[start]
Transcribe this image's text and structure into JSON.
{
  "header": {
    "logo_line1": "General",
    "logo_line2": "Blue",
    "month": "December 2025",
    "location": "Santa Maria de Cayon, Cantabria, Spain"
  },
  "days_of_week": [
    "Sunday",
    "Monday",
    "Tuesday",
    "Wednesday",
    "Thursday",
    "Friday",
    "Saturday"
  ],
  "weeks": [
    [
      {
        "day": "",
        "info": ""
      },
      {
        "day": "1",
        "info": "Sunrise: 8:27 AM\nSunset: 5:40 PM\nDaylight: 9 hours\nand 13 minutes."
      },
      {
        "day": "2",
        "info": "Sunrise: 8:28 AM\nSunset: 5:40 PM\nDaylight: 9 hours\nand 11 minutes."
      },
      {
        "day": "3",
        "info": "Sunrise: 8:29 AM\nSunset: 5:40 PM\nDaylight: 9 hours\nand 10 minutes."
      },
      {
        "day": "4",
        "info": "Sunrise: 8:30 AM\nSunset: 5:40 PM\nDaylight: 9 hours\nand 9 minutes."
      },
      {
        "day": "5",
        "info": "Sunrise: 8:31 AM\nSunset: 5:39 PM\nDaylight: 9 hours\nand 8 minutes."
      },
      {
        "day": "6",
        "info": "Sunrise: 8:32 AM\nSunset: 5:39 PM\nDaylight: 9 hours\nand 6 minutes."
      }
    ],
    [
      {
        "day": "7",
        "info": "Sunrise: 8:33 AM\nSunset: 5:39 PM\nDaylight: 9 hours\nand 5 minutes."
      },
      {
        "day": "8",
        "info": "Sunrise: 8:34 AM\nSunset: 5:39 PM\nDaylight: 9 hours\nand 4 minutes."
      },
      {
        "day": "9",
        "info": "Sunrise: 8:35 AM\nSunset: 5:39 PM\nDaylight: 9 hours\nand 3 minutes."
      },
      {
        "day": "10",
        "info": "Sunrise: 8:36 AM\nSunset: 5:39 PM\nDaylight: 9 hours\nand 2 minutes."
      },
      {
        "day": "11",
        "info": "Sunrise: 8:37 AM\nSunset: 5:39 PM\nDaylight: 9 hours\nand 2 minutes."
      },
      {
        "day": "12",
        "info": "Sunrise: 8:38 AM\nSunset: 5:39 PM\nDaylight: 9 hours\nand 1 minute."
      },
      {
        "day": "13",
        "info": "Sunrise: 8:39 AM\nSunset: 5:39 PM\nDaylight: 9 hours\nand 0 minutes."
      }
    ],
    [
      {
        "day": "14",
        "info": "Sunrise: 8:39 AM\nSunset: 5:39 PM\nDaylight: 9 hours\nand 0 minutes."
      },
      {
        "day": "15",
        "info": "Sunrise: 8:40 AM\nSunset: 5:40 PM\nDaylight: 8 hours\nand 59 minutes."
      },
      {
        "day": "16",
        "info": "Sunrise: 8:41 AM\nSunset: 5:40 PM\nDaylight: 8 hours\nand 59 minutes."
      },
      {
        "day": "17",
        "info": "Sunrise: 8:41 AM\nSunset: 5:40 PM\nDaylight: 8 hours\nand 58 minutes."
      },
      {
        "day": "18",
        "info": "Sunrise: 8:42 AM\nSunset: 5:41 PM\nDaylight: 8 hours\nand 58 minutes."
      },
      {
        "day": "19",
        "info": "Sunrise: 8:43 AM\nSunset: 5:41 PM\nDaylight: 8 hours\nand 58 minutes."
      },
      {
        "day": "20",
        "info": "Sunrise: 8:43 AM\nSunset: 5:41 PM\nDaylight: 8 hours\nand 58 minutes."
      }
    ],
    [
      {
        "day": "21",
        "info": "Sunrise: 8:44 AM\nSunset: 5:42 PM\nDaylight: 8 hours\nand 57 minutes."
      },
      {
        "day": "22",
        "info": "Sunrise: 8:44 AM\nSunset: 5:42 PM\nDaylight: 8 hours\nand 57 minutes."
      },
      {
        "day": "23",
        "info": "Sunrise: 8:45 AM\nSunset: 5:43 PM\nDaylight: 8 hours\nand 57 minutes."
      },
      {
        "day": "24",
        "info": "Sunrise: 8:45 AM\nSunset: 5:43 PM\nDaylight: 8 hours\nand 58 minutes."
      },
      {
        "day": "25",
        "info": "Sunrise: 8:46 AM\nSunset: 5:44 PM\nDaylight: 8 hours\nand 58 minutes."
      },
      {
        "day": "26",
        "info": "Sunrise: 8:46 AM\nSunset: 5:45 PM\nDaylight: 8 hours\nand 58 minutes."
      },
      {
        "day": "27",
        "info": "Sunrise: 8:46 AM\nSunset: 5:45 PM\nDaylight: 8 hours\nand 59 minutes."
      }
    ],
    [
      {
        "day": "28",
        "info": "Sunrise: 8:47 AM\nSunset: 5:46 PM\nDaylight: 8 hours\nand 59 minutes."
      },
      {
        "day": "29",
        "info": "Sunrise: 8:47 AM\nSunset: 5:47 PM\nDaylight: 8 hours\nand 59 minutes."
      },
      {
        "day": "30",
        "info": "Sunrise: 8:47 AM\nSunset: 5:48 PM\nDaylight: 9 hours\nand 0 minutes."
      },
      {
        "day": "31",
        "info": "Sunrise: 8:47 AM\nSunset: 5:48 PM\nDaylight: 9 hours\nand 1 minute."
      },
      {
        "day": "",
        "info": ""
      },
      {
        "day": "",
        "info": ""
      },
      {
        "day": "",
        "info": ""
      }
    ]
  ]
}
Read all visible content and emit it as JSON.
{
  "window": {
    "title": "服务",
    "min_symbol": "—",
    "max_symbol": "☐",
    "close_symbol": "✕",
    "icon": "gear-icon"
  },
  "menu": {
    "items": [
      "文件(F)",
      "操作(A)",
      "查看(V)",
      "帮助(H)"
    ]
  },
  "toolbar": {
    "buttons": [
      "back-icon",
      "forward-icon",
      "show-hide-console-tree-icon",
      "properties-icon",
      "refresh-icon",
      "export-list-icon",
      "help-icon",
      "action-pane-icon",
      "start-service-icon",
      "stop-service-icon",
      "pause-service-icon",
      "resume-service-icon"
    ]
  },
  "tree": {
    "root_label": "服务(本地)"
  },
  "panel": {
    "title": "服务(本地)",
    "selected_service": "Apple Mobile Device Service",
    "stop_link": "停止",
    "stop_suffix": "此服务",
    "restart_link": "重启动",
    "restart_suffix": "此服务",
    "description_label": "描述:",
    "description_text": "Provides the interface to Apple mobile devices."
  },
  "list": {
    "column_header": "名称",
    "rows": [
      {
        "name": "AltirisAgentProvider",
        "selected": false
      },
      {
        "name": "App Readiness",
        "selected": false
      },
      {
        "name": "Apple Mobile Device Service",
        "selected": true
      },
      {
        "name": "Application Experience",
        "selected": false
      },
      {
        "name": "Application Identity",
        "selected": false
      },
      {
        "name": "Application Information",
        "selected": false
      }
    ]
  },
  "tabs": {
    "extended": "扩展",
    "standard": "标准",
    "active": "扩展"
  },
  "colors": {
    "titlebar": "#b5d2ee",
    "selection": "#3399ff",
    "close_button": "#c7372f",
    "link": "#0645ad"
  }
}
[end]
=== Exercise aim ===
Extract every entry above as it appears.

=== Exercise answer ===
Transcribe this image's text and structure into JSON.
{
  "header": {
    "logo_line1": "General",
    "logo_line2": "Blue",
    "month": "December 2025",
    "location": "Santa Maria de Cayon, Cantabria, Spain"
  },
  "days_of_week": [
    "Sunday",
    "Monday",
    "Tuesday",
    "Wednesday",
    "Thursday",
    "Friday",
    "Saturday"
  ],
  "weeks": [
    [
      {
        "day": "",
        "info": ""
      },
      {
        "day": "1",
        "info": "Sunrise: 8:27 AM\nSunset: 5:40 PM\nDaylight: 9 hours\nand 13 minutes."
      },
      {
        "day": "2",
        "info": "Sunrise: 8:28 AM\nSunset: 5:40 PM\nDaylight: 9 hours\nand 11 minutes."
      },
      {
        "day": "3",
        "info": "Sunrise: 8:29 AM\nSunset: 5:40 PM\nDaylight: 9 hours\nand 10 minutes."
      },
      {
        "day": "4",
        "info": "Sunrise: 8:30 AM\nSunset: 5:40 PM\nDaylight: 9 hours\nand 9 minutes."
      },
      {
        "day": "5",
        "info": "Sunrise: 8:31 AM\nSunset: 5:39 PM\nDaylight: 9 hours\nand 8 minutes."
      },
      {
        "day": "6",
        "info": "Sunrise: 8:32 AM\nSunset: 5:39 PM\nDaylight: 9 hours\nand 6 minutes."
      }
    ],
    [
      {
        "day": "7",
        "info": "Sunrise: 8:33 AM\nSunset: 5:39 PM\nDaylight: 9 hours\nand 5 minutes."
      },
      {
        "day": "8",
        "info": "Sunrise: 8:34 AM\nSunset: 5:39 PM\nDaylight: 9 hours\nand 4 minutes."
      },
      {
        "day": "9",
        "info": "Sunrise: 8:35 AM\nSunset: 5:39 PM\nDaylight: 9 hours\nand 3 minutes."
      },
      {
        "day": "10",
        "info": "Sunrise: 8:36 AM\nSunset: 5:39 PM\nDaylight: 9 hours\nand 2 minutes."
      },
      {
        "day": "11",
        "info": "Sunrise: 8:37 AM\nSunset: 5:39 PM\nDaylight: 9 hours\nand 2 minutes."
      },
      {
        "day": "12",
        "info": "Sunrise: 8:38 AM\nSunset: 5:39 PM\nDaylight: 9 hours\nand 1 minute."
      },
      {
        "day": "13",
        "info": "Sunrise: 8:39 AM\nSunset: 5:39 PM\nDaylight: 9 hours\nand 0 minutes."
      }
    ],
    [
      {
        "day": "14",
        "info": "Sunrise: 8:39 AM\nSunset: 5:39 PM\nDaylight: 9 hours\nand 0 minutes."
      },
      {
        "day": "15",
        "info": "Sunrise: 8:40 AM\nSunset: 5:40 PM\nDaylight: 8 hours\nand 59 minutes."
      },
      {
        "day": "16",
        "info": "Sunrise: 8:41 AM\nSunset: 5:40 PM\nDaylight: 8 hours\nand 59 minutes."
      },
      {
        "day": "17",
        "info": "Sunrise: 8:41 AM\nSunset: 5:40 PM\nDaylight: 8 hours\nand 58 minutes."
      },
      {
        "day": "18",
        "info": "Sunrise: 8:42 AM\nSunset: 5:41 PM\nDaylight: 8 hours\nand 58 minutes."
      },
      {
        "day": "19",
        "info": "Sunrise: 8:43 AM\nSunset: 5:41 PM\nDaylight: 8 hours\nand 58 minutes."
      },
      {
        "day": "20",
        "info": "Sunrise: 8:43 AM\nSunset: 5:41 PM\nDaylight: 8 hours\nand 58 minutes."
      }
    ],
    [
      {
        "day": "21",
        "info": "Sunrise: 8:44 AM\nSunset: 5:42 PM\nDaylight: 8 hours\nand 57 minutes."
      },
      {
        "day": "22",
        "info": "Sunrise: 8:44 AM\nSunset: 5:42 PM\nDaylight: 8 hours\nand 57 minutes."
      },
      {
        "day": "23",
        "info": "Sunrise: 8:45 AM\nSunset: 5:43 PM\nDaylight: 8 hours\nand 57 minutes."
      },
      {
        "day": "24",
        "info": "Sunrise: 8:45 AM\nSunset: 5:43 PM\nDaylight: 8 hours\nand 58 minutes."
      },
      {
        "day": "25",
        "info": "Sunrise: 8:46 AM\nSunset: 5:44 PM\nDaylight: 8 hours\nand 58 minutes."
      },
      {
        "day": "26",
        "info": "Sunrise: 8:46 AM\nSunset: 5:45 PM\nDaylight: 8 hours\nand 58 minutes."
      },
      {
        "day": "27",
        "info": "Sunrise: 8:46 AM\nSunset: 5:45 PM\nDaylight: 8 hours\nand 59 minutes."
      }
    ],
    [
      {
        "day": "28",
        "info": "Sunrise: 8:47 AM\nSunset: 5:46 PM\nDaylight: 8 hours\nand 59 minutes."
      },
      {
        "day": "29",
        "info": "Sunrise: 8:47 AM\nSunset: 5:47 PM\nDaylight: 8 hours\nand 59 minutes."
      },
      {
        "day": "30",
        "info": "Sunrise: 8:47 AM\nSunset: 5:48 PM\nDaylight: 9 hours\nand 0 minutes."
      },
      {
        "day": "31",
        "info": "Sunrise: 8:47 AM\nSunset: 5:48 PM\nDaylight: 9 hours\nand 1 minute."
      },
      {
        "day": "",
        "info": ""
      },
      {
        "day": "",
        "info": ""
      },
      {
        "day": "",
        "info": ""
      }
    ]
  ]
}
Read all visible content and emit it as JSON.
{
  "window": {
    "title": "服务",
    "min_symbol": "—",
    "max_symbol": "☐",
    "close_symbol": "✕",
    "icon": "gear-icon"
  },
  "menu": {
    "items": [
      "文件(F)",
      "操作(A)",
      "查看(V)",
      "帮助(H)"
    ]
  },
  "toolbar": {
    "buttons": [
      "back-icon",
      "forward-icon",
      "show-hide-console-tree-icon",
      "properties-icon",
      "refresh-icon",
      "export-list-icon",
      "help-icon",
      "action-pane-icon",
      "start-service-icon",
      "stop-service-icon",
      "pause-service-icon",
      "resume-service-icon"
    ]
  },
  "tree": {
    "root_label": "服务(本地)"
  },
  "panel": {
    "title": "服务(本地)",
    "selected_service": "Apple Mobile Device Service",
    "stop_link": "停止",
    "stop_suffix": "此服务",
    "restart_link": "重启动",
    "restart_suffix": "此服务",
    "description_label": "描述:",
    "description_text": "Provides the interface to Apple mobile devices."
  },
  "list": {
    "column_header": "名称",
    "rows": [
      {
        "name": "AltirisAgentProvider",
        "selected": false
      },
      {
        "name": "App Readiness",
        "selected": false
      },
      {
        "name": "Apple Mobile Device Service",
        "selected": true
      },
      {
        "name": "Application Experience",
        "selected": false
      },
      {
        "name": "Application Identity",
        "selected": false
      },
      {
        "name": "Application Information",
        "selected": false
      }
    ]
  },
  "tabs": {
    "extended": "扩展",
    "standard": "标准",
    "active": "扩展"
  },
  "colors": {
    "titlebar": "#b5d2ee",
    "selection": "#3399ff",
    "close_button": "#c7372f",
    "link": "#0645ad"
  }
}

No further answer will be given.